> _Exercise input_

※ ※ ※

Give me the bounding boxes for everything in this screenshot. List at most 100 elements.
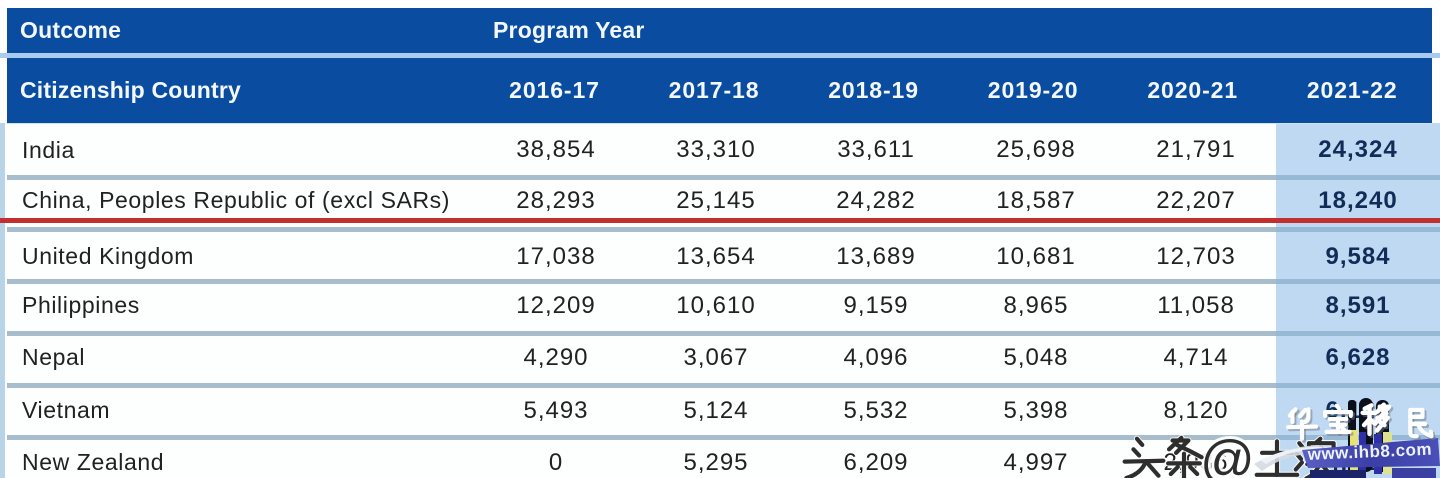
year-header-2017-18: 2017-18 xyxy=(634,53,794,123)
table-row-nepal: Nepal 4,290 3,067 4,096 5,048 4,714 6,62… xyxy=(7,331,1440,383)
value: 13,689 xyxy=(836,242,916,270)
value: 3,067 xyxy=(683,343,749,371)
value: 5,493 xyxy=(523,396,589,424)
value-cell-highlight: 6,628 xyxy=(1276,331,1440,383)
value: 12,703 xyxy=(1156,242,1236,270)
table-row-india: India 38,854 33,310 33,611 25,698 21,791… xyxy=(7,123,1440,175)
year-header-2018-19: 2018-19 xyxy=(794,53,954,123)
value-cell: 10,610 xyxy=(636,279,796,331)
value: 5,124 xyxy=(683,396,749,424)
year-label: 2017-18 xyxy=(668,76,760,103)
value-cell: 13,654 xyxy=(636,227,796,279)
value-cell-highlight: 9,584 xyxy=(1276,227,1440,279)
year-label: 2020-21 xyxy=(1147,76,1239,103)
value: 24,282 xyxy=(836,186,916,214)
header-divider-line xyxy=(0,53,1440,58)
value-cell: 5,295 xyxy=(636,435,796,478)
value-cell: 8,965 xyxy=(956,279,1116,331)
value: 6,209 xyxy=(843,448,909,476)
value-cell: 5,048 xyxy=(956,331,1116,383)
value-cell: 5,493 xyxy=(476,383,636,435)
value-cell: 5,398 xyxy=(956,383,1116,435)
value: 8,591 xyxy=(1325,291,1391,319)
toutiao-watermark: @ @ xyxy=(1104,427,1350,478)
year-label: 2016-17 xyxy=(509,76,600,103)
value-cell: 12,703 xyxy=(1116,227,1276,279)
outcome-header-cell: Outcome xyxy=(7,8,476,53)
value-cell: 33,611 xyxy=(796,123,956,175)
value: 10,681 xyxy=(996,242,1076,270)
value-cell-highlight: 24,324 xyxy=(1276,123,1440,175)
at-sign: @ xyxy=(1200,430,1255,478)
ihb8-logo-watermark: www.ihb8.com xyxy=(1254,398,1440,478)
year-label: 2021-22 xyxy=(1306,76,1398,103)
program-year-header-cell: Program Year xyxy=(476,8,645,53)
table-row-united-kingdom: United Kingdom 17,038 13,654 13,689 10,6… xyxy=(7,227,1440,279)
year-label: 2019-20 xyxy=(987,76,1079,103)
country-cell: Nepal xyxy=(7,331,476,383)
value: 21,791 xyxy=(1156,136,1236,163)
value-cell: 4,096 xyxy=(796,331,956,383)
value-cell: 0 xyxy=(476,435,636,478)
value-cell: 6,209 xyxy=(796,435,956,478)
value: 5,398 xyxy=(1003,396,1069,424)
value: 4,997 xyxy=(1003,448,1069,476)
value: 11,058 xyxy=(1157,291,1235,319)
value-cell: 11,058 xyxy=(1116,279,1276,331)
country-name: Nepal xyxy=(22,344,86,370)
header-bottom-border xyxy=(7,123,1432,124)
year-header-2019-20: 2019-20 xyxy=(953,53,1113,123)
value: 4,714 xyxy=(1163,343,1229,371)
value: 0 xyxy=(548,448,564,476)
value: 8,965 xyxy=(1003,291,1069,319)
year-header-2021-22: 2021-22 xyxy=(1272,53,1432,123)
value: 38,854 xyxy=(516,136,596,163)
value: 9,584 xyxy=(1325,242,1391,270)
citizenship-country-header-cell: Citizenship Country xyxy=(7,53,475,123)
country-cell: Vietnam xyxy=(7,383,476,435)
value: 13,654 xyxy=(676,242,756,270)
value-cell: 4,714 xyxy=(1116,331,1276,383)
value-cell: 25,698 xyxy=(956,123,1116,175)
value-cell: 9,159 xyxy=(796,279,956,331)
value-cell: 5,124 xyxy=(636,383,796,435)
value: 8,120 xyxy=(1163,396,1229,424)
value: 25,698 xyxy=(996,136,1076,163)
value-cell: 12,209 xyxy=(476,279,636,331)
value-cell: 8,120 xyxy=(1116,383,1276,435)
value: 28,293 xyxy=(516,186,596,214)
value-cell: 4,290 xyxy=(476,331,636,383)
table-left-border xyxy=(0,123,5,478)
value: 5,048 xyxy=(1003,343,1069,371)
table-row-vietnam: Vietnam 5,493 5,124 5,532 5,398 8,120 6,… xyxy=(7,383,1440,435)
program-year-label: Program Year xyxy=(493,17,645,43)
table-header-row-outcome: Outcome Program Year xyxy=(7,8,1432,53)
year-label: 2018-19 xyxy=(828,76,919,103)
value-cell-highlight: 8,591 xyxy=(1276,279,1440,331)
value-cell: 17,038 xyxy=(476,227,636,279)
value: 22,207 xyxy=(1156,186,1236,214)
value-cell: 3,067 xyxy=(636,331,796,383)
country-name: Vietnam xyxy=(22,397,111,423)
value-cell: 33,310 xyxy=(636,123,796,175)
value: 33,611 xyxy=(837,136,915,163)
table-row-philippines: Philippines 12,209 10,610 9,159 8,965 11… xyxy=(7,279,1440,331)
value: 4,096 xyxy=(843,343,909,371)
value: 4,290 xyxy=(523,343,589,371)
value-cell: 38,854 xyxy=(476,123,636,175)
value-cell: 4,997 xyxy=(956,435,1116,478)
country-cell: Philippines xyxy=(7,279,476,331)
year-header-2016-17: 2016-17 xyxy=(475,53,635,123)
outcome-table: Outcome Program Year Citizenship Country… xyxy=(7,8,1440,478)
value: 5,532 xyxy=(843,396,909,424)
china-row-underline xyxy=(0,218,1440,223)
value-cell: 5,532 xyxy=(796,383,956,435)
value-cell: 13,689 xyxy=(796,227,956,279)
value: 33,310 xyxy=(676,136,756,163)
country-cell: New Zealand xyxy=(7,435,476,478)
at-sign: @ xyxy=(1200,430,1255,478)
value: 18,240 xyxy=(1318,186,1398,214)
value: 5,295 xyxy=(683,448,749,476)
value-cell: 10,681 xyxy=(956,227,1116,279)
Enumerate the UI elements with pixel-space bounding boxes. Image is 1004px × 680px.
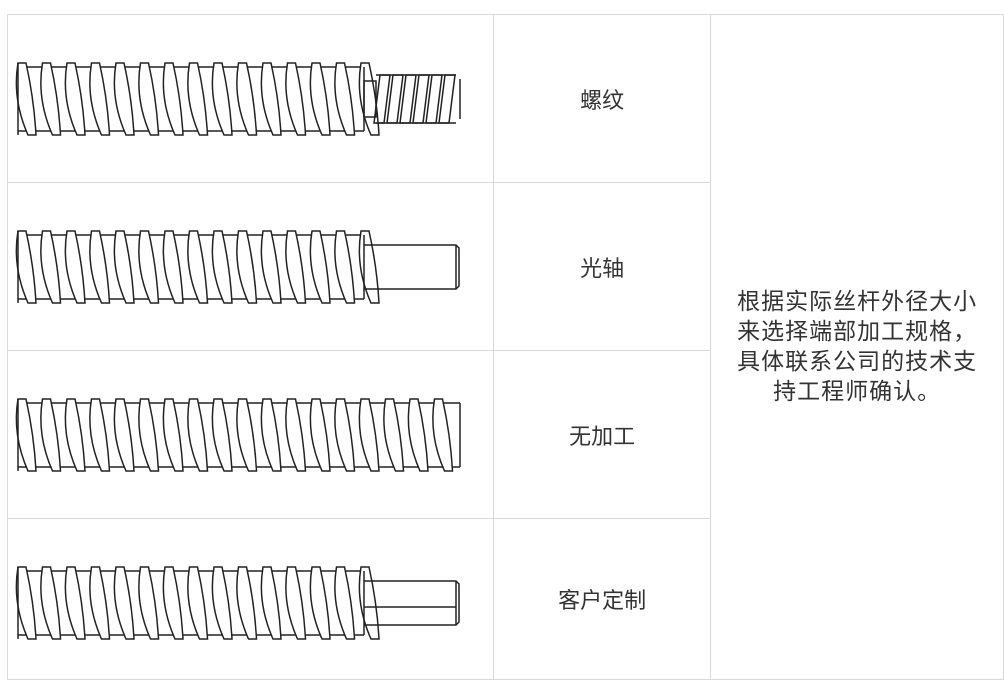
label-cell: 客户定制 (492, 518, 712, 680)
drawing-stroke (64, 62, 86, 136)
drawing-stroke (162, 230, 184, 304)
spec-table-wrap: 螺纹 根据实际丝杆外径大小来选择端部加工规格，具体联系公司的技术支持工程师确认。… (7, 14, 1004, 680)
drawing-stroke (260, 62, 282, 136)
end-type-label: 螺纹 (580, 88, 625, 114)
drawing-stroke (358, 398, 380, 472)
drawing-stroke (358, 566, 380, 640)
drawing-stroke (187, 566, 209, 640)
drawing-stroke (64, 566, 86, 640)
drawing-stroke (236, 230, 258, 304)
end-type-label: 无加工 (569, 424, 636, 450)
drawing-stroke (432, 398, 454, 472)
drawing-stroke (40, 62, 62, 136)
drawing-stroke (334, 398, 356, 472)
drawing-stroke (162, 62, 184, 136)
drawing-stroke (211, 398, 233, 472)
image-cell (7, 14, 494, 183)
drawing-stroke (187, 230, 209, 304)
drawing-stroke (358, 230, 380, 304)
drawing-stroke (113, 398, 135, 472)
drawing-stroke (113, 566, 135, 640)
drawing-stroke (285, 62, 307, 136)
image-cell (7, 350, 494, 519)
drawing-stroke (64, 398, 86, 472)
drawing-stroke (309, 398, 331, 472)
drawing-stroke (236, 566, 258, 640)
drawing-stroke (40, 230, 62, 304)
screw-image (15, 62, 461, 136)
drawing-stroke (187, 398, 209, 472)
screw-image (15, 230, 460, 304)
drawing-stroke (138, 566, 160, 640)
drawing-stroke (285, 230, 307, 304)
drawing-stroke (364, 580, 460, 626)
drawing-stroke (15, 398, 37, 472)
label-cell: 无加工 (492, 350, 712, 519)
drawing-stroke (187, 62, 209, 136)
drawing-stroke (211, 62, 233, 136)
drawing-stroke (138, 230, 160, 304)
drawing-stroke (211, 230, 233, 304)
note-cell: 根据实际丝杆外径大小来选择端部加工规格，具体联系公司的技术支持工程师确认。 (710, 14, 1004, 680)
drawing-stroke (162, 566, 184, 640)
drawing-stroke (89, 62, 111, 136)
drawing-stroke (40, 566, 62, 640)
drawing-stroke (138, 398, 160, 472)
end-type-label: 客户定制 (558, 589, 647, 614)
drawing-stroke (334, 230, 356, 304)
drawing-stroke (15, 230, 37, 304)
drawing-stroke (15, 62, 37, 136)
drawing-stroke (309, 230, 331, 304)
image-cell (7, 518, 494, 680)
drawing-stroke (113, 62, 135, 136)
screw-image (15, 566, 460, 640)
drawing-stroke (64, 230, 86, 304)
drawing-stroke (89, 398, 111, 472)
drawing-stroke (407, 398, 429, 472)
label-cell: 螺纹 (492, 14, 712, 183)
drawing-stroke (260, 566, 282, 640)
spec-table: 螺纹 根据实际丝杆外径大小来选择端部加工规格，具体联系公司的技术支持工程师确认。… (7, 14, 1004, 680)
drawing-stroke (138, 62, 160, 136)
drawing-stroke (89, 566, 111, 640)
drawing-stroke (236, 398, 258, 472)
drawing-stroke (211, 566, 233, 640)
drawing-stroke (40, 398, 62, 472)
image-cell (7, 182, 494, 351)
drawing-stroke (89, 230, 111, 304)
drawing-stroke (363, 80, 377, 118)
drawing-stroke (285, 566, 307, 640)
drawing-stroke (383, 398, 405, 472)
note-text: 根据实际丝杆外径大小来选择端部加工规格，具体联系公司的技术支持工程师确认。 (737, 289, 978, 405)
drawing-stroke (364, 244, 460, 290)
drawing-stroke (285, 398, 307, 472)
drawing-stroke (334, 566, 356, 640)
end-type-label: 光轴 (580, 256, 625, 282)
drawing-stroke (15, 566, 37, 640)
drawing-stroke (260, 398, 282, 472)
drawing-stroke (162, 398, 184, 472)
screw-image (15, 398, 461, 472)
drawing-stroke (334, 62, 356, 136)
drawing-stroke (260, 230, 282, 304)
drawing-stroke (113, 230, 135, 304)
drawing-stroke (309, 566, 331, 640)
drawing-stroke (236, 62, 258, 136)
label-cell: 光轴 (492, 182, 712, 351)
drawing-stroke (309, 62, 331, 136)
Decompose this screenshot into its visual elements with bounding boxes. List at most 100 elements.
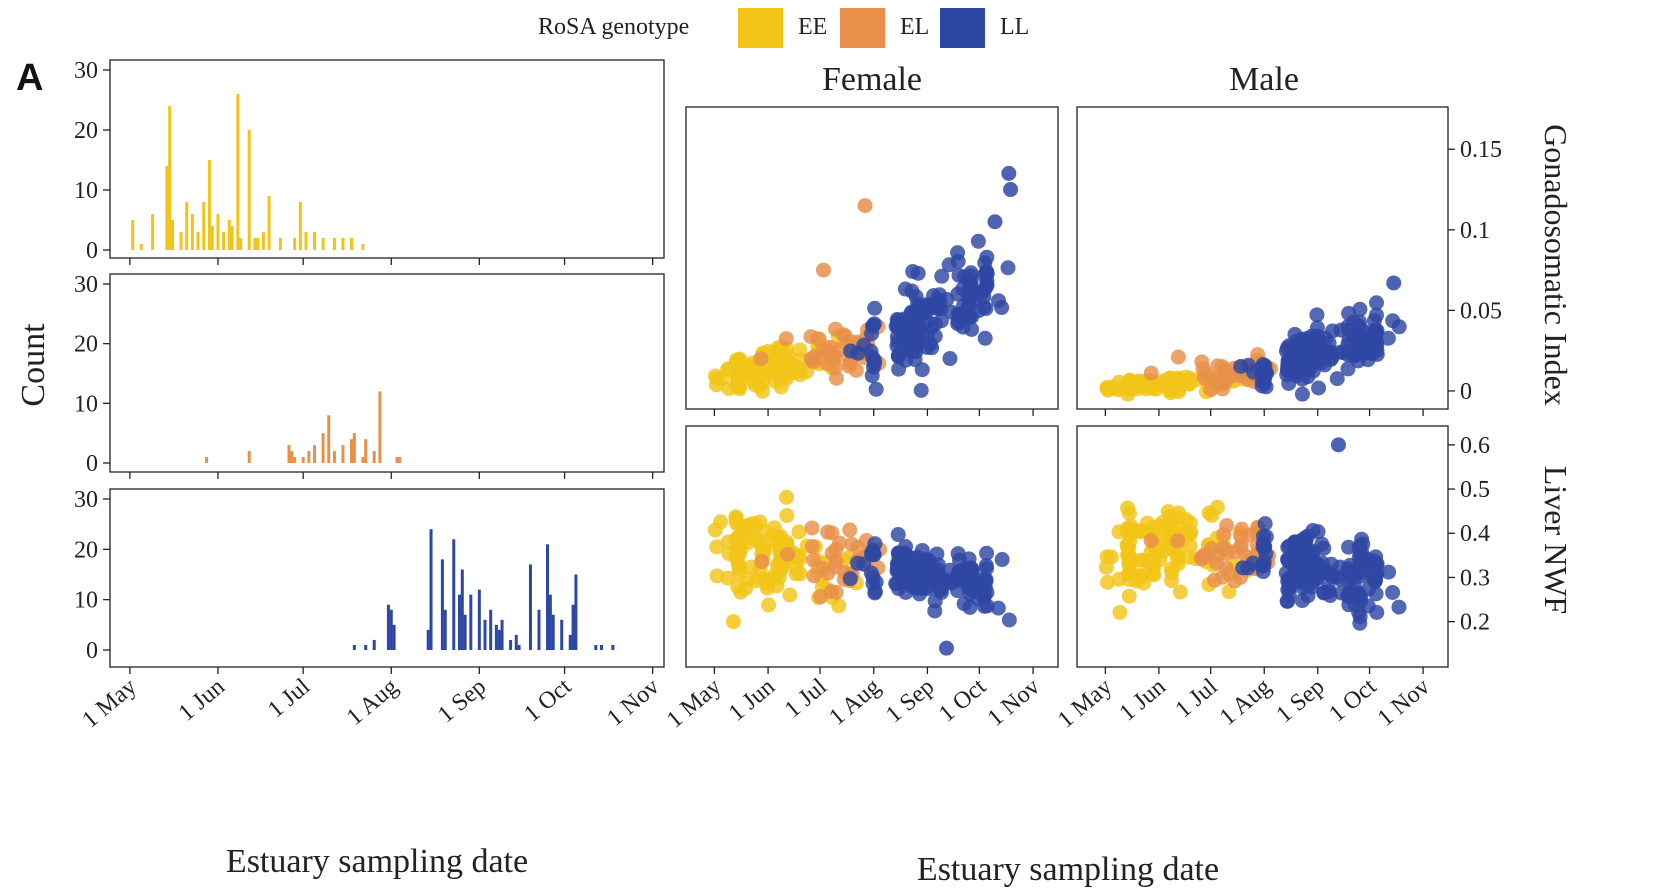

※ ※ ※

Return the entries above exactly as they appear, starting with the line that contains "label-cell: 客户定制 (492, 518, 712, 680)" and going on through the line that contains "image-cell (7, 350, 494, 519)", both included.

label-cell: 客户定制 (492, 518, 712, 680)
drawing-stroke (64, 62, 86, 136)
drawing-stroke (162, 230, 184, 304)
spec-table-wrap: 螺纹 根据实际丝杆外径大小来选择端部加工规格，具体联系公司的技术支持工程师确认。… (7, 14, 1004, 680)
drawing-stroke (260, 62, 282, 136)
end-type-label: 螺纹 (580, 88, 625, 114)
drawing-stroke (358, 398, 380, 472)
drawing-stroke (358, 566, 380, 640)
drawing-stroke (187, 566, 209, 640)
drawing-stroke (64, 566, 86, 640)
drawing-stroke (236, 230, 258, 304)
end-type-label: 无加工 (569, 424, 636, 450)
drawing-stroke (432, 398, 454, 472)
drawing-stroke (40, 62, 62, 136)
drawing-stroke (334, 398, 356, 472)
drawing-stroke (162, 62, 184, 136)
drawing-stroke (211, 398, 233, 472)
image-cell (7, 14, 494, 183)
drawing-stroke (187, 230, 209, 304)
drawing-stroke (358, 230, 380, 304)
drawing-stroke (113, 398, 135, 472)
drawing-stroke (113, 566, 135, 640)
drawing-stroke (285, 62, 307, 136)
image-cell (7, 350, 494, 519)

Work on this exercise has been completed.